OBJECTIVE » Transcribe the records exactly. Pictures do not belong in the transcription.

Collected data entries:
.....

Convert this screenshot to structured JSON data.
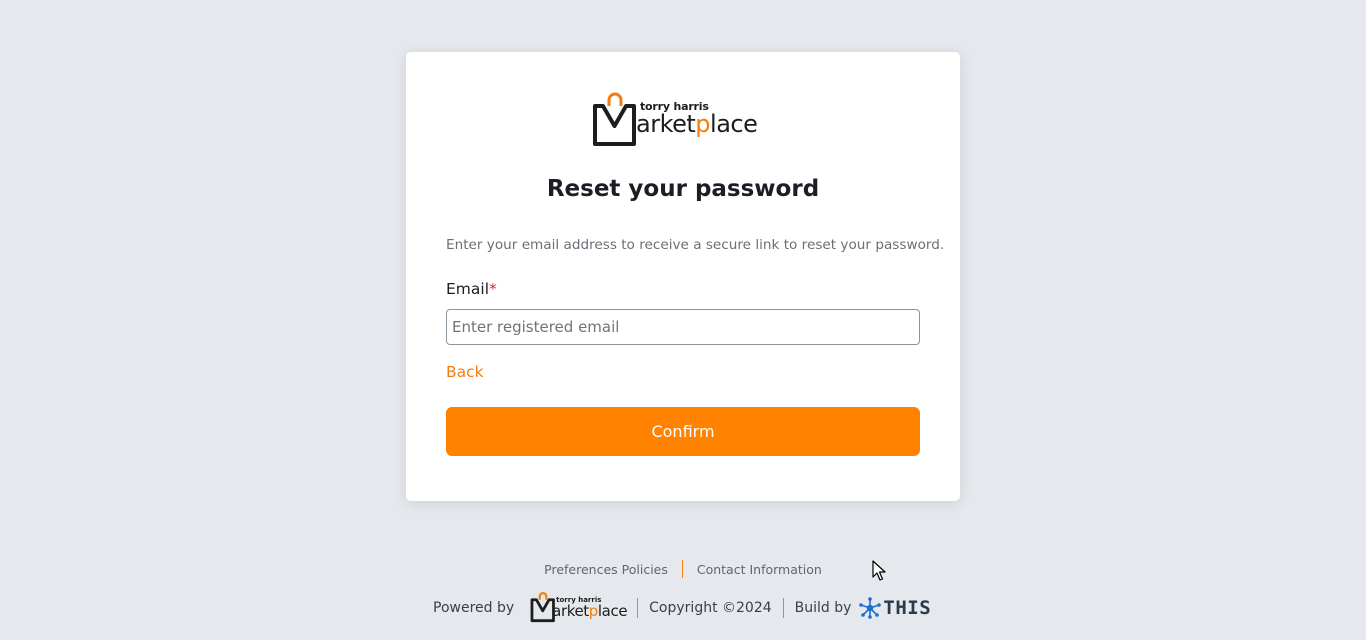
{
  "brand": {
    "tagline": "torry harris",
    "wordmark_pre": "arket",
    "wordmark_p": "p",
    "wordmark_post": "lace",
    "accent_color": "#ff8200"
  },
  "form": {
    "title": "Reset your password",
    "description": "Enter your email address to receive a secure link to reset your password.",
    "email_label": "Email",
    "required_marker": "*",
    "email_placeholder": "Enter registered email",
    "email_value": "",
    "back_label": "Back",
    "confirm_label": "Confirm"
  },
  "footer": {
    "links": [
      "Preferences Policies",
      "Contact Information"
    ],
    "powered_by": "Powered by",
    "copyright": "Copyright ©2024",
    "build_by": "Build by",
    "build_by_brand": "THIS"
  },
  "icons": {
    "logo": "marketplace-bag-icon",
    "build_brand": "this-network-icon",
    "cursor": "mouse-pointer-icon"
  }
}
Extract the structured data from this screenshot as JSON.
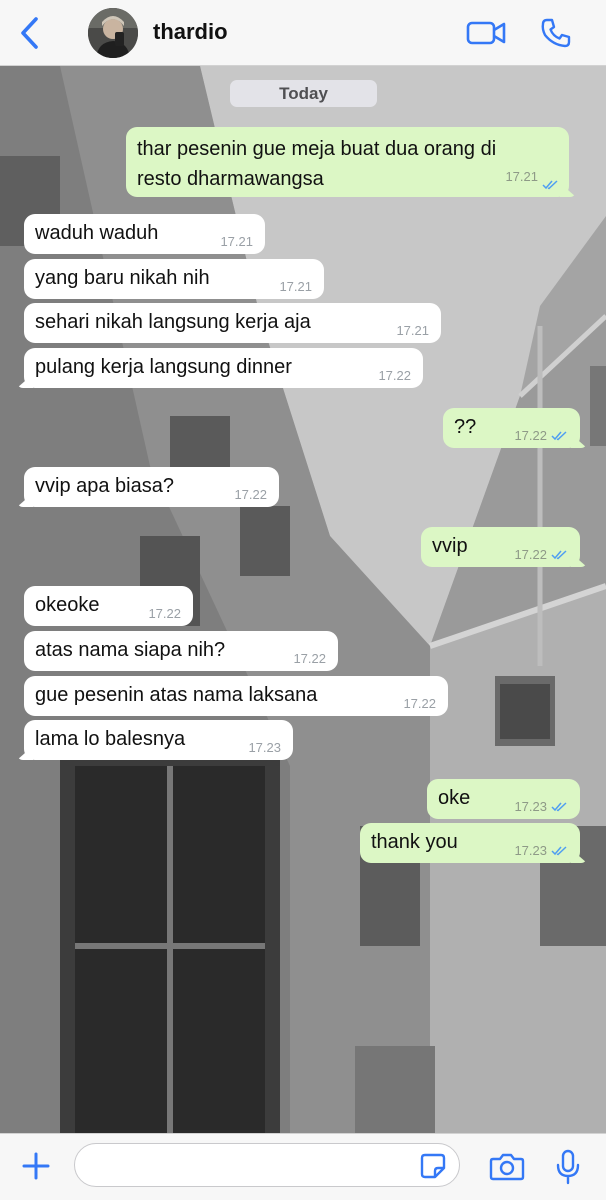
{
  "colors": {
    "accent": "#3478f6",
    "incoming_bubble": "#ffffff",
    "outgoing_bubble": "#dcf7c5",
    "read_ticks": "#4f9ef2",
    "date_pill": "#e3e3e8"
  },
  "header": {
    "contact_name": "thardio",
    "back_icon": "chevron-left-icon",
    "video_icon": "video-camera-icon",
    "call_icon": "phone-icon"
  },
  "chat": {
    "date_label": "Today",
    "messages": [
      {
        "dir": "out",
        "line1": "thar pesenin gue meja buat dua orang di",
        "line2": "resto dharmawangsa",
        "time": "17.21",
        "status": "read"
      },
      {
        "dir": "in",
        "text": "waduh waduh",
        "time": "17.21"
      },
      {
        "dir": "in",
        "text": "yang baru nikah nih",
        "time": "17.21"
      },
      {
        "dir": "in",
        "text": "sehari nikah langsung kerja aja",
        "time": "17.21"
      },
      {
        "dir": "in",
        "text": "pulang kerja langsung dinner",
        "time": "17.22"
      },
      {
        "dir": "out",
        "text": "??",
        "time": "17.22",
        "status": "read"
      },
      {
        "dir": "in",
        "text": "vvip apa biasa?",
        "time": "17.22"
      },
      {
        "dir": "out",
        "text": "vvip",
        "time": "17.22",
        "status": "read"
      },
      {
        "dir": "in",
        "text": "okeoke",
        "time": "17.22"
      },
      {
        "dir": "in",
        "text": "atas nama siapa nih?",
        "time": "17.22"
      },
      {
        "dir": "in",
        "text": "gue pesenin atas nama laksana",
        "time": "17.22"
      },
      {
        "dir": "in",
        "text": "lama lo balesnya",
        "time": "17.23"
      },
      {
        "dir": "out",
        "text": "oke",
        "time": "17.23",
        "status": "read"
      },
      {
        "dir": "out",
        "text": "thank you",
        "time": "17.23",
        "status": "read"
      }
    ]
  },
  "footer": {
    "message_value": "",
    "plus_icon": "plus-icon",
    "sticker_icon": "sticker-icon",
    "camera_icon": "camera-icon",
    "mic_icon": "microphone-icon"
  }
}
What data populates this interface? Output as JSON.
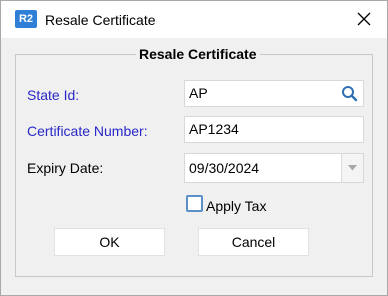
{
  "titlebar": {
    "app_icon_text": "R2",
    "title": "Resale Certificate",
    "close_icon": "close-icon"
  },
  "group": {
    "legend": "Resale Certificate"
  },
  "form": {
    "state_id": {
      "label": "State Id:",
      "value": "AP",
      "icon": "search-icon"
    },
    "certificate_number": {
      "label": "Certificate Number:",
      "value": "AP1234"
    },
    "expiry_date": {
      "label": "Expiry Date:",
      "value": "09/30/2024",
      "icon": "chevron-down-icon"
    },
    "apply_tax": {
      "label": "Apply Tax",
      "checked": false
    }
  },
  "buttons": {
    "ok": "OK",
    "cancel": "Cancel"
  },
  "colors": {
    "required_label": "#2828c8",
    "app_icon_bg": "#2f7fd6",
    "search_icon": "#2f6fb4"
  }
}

.....

CORRECT RESPONSE »
Convert this screenshot to structured JSON data.
{
  "brand": {
    "tagline": "torry harris",
    "wordmark_pre": "arket",
    "wordmark_p": "p",
    "wordmark_post": "lace",
    "accent_color": "#ff8200"
  },
  "form": {
    "title": "Reset your password",
    "description": "Enter your email address to receive a secure link to reset your password.",
    "email_label": "Email",
    "required_marker": "*",
    "email_placeholder": "Enter registered email",
    "email_value": "",
    "back_label": "Back",
    "confirm_label": "Confirm"
  },
  "footer": {
    "links": [
      "Preferences Policies",
      "Contact Information"
    ],
    "powered_by": "Powered by",
    "copyright": "Copyright ©2024",
    "build_by": "Build by",
    "build_by_brand": "THIS"
  },
  "icons": {
    "logo": "marketplace-bag-icon",
    "build_brand": "this-network-icon",
    "cursor": "mouse-pointer-icon"
  }
}
Extract the structured data from this screenshot as JSON.
{
  "colors": {
    "accent": "#3478f6",
    "incoming_bubble": "#ffffff",
    "outgoing_bubble": "#dcf7c5",
    "read_ticks": "#4f9ef2",
    "date_pill": "#e3e3e8"
  },
  "header": {
    "contact_name": "thardio",
    "back_icon": "chevron-left-icon",
    "video_icon": "video-camera-icon",
    "call_icon": "phone-icon"
  },
  "chat": {
    "date_label": "Today",
    "messages": [
      {
        "dir": "out",
        "line1": "thar pesenin gue meja buat dua orang di",
        "line2": "resto dharmawangsa",
        "time": "17.21",
        "status": "read"
      },
      {
        "dir": "in",
        "text": "waduh waduh",
        "time": "17.21"
      },
      {
        "dir": "in",
        "text": "yang baru nikah nih",
        "time": "17.21"
      },
      {
        "dir": "in",
        "text": "sehari nikah langsung kerja aja",
        "time": "17.21"
      },
      {
        "dir": "in",
        "text": "pulang kerja langsung dinner",
        "time": "17.22"
      },
      {
        "dir": "out",
        "text": "??",
        "time": "17.22",
        "status": "read"
      },
      {
        "dir": "in",
        "text": "vvip apa biasa?",
        "time": "17.22"
      },
      {
        "dir": "out",
        "text": "vvip",
        "time": "17.22",
        "status": "read"
      },
      {
        "dir": "in",
        "text": "okeoke",
        "time": "17.22"
      },
      {
        "dir": "in",
        "text": "atas nama siapa nih?",
        "time": "17.22"
      },
      {
        "dir": "in",
        "text": "gue pesenin atas nama laksana",
        "time": "17.22"
      },
      {
        "dir": "in",
        "text": "lama lo balesnya",
        "time": "17.23"
      },
      {
        "dir": "out",
        "text": "oke",
        "time": "17.23",
        "status": "read"
      },
      {
        "dir": "out",
        "text": "thank you",
        "time": "17.23",
        "status": "read"
      }
    ]
  },
  "footer": {
    "message_value": "",
    "plus_icon": "plus-icon",
    "sticker_icon": "sticker-icon",
    "camera_icon": "camera-icon",
    "mic_icon": "microphone-icon"
  }
}
What data populates this interface? Output as JSON.
{
  "titlebar": {
    "app_icon_text": "R2",
    "title": "Resale Certificate",
    "close_icon": "close-icon"
  },
  "group": {
    "legend": "Resale Certificate"
  },
  "form": {
    "state_id": {
      "label": "State Id:",
      "value": "AP",
      "icon": "search-icon"
    },
    "certificate_number": {
      "label": "Certificate Number:",
      "value": "AP1234"
    },
    "expiry_date": {
      "label": "Expiry Date:",
      "value": "09/30/2024",
      "icon": "chevron-down-icon"
    },
    "apply_tax": {
      "label": "Apply Tax",
      "checked": false
    }
  },
  "buttons": {
    "ok": "OK",
    "cancel": "Cancel"
  },
  "colors": {
    "required_label": "#2828c8",
    "app_icon_bg": "#2f7fd6",
    "search_icon": "#2f6fb4"
  }
}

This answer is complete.